*Exercise objective*. Find each line with "Controller" and copy it.

*Material shown*.
────

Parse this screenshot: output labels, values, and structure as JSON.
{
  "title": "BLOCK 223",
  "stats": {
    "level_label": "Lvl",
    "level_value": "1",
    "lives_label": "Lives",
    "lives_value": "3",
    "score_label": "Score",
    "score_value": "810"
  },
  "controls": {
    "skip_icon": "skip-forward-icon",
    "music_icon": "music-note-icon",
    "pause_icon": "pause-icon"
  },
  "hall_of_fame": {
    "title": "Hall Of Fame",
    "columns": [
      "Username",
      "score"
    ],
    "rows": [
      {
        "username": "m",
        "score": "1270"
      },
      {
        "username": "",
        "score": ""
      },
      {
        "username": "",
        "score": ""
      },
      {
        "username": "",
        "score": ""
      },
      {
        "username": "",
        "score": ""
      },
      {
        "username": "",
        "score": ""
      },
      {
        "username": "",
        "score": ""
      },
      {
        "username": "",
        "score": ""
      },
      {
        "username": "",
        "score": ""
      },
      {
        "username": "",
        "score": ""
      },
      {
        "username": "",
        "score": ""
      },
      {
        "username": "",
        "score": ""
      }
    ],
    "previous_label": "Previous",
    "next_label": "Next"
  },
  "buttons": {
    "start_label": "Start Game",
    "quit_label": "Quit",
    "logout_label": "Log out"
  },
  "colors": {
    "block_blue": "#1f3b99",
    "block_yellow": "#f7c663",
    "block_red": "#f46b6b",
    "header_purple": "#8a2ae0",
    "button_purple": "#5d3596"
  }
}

────

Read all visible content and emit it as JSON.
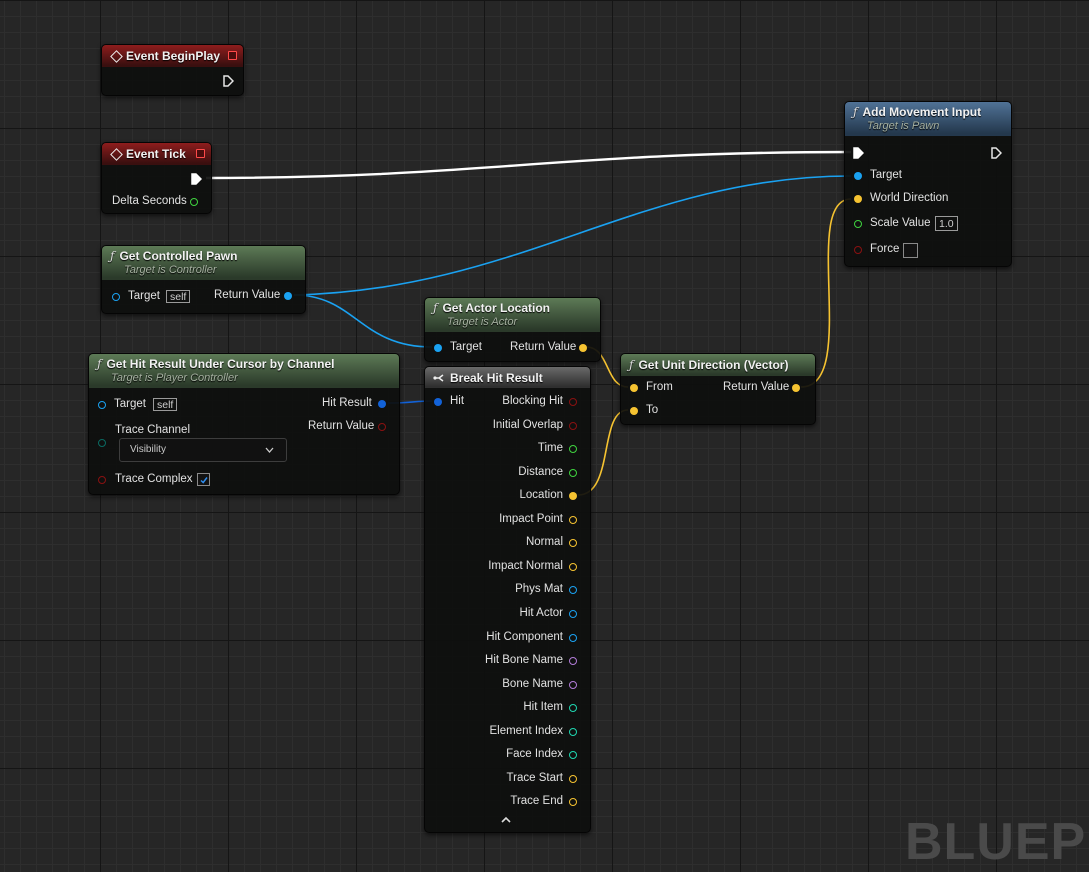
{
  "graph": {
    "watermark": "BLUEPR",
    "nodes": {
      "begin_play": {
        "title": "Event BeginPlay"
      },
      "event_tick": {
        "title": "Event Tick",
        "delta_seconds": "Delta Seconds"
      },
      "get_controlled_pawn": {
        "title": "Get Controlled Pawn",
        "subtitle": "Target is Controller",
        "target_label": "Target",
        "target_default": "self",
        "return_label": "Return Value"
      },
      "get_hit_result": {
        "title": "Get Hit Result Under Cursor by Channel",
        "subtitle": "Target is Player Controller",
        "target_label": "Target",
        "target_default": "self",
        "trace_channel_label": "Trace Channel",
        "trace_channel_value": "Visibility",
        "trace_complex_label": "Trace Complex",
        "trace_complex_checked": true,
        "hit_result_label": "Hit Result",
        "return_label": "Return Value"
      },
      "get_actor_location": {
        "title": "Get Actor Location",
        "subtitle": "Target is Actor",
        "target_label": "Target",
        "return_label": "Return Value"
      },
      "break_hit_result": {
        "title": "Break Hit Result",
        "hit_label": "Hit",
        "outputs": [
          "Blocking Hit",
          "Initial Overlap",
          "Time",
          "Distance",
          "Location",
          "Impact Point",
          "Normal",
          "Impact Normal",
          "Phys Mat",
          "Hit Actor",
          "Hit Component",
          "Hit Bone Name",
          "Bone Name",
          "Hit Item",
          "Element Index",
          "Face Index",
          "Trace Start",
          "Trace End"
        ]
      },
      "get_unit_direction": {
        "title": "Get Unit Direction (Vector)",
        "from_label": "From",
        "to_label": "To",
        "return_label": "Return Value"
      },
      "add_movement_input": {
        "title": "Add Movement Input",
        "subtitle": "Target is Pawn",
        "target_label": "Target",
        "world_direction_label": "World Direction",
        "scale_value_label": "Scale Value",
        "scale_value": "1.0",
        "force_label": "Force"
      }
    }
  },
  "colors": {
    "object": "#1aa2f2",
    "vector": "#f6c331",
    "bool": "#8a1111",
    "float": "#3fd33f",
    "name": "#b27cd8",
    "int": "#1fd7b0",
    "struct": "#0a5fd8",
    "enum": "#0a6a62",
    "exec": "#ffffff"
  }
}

────

*Right answer*.
        "subtitle": "Target is Controller",
        "subtitle": "Target is Player Controller",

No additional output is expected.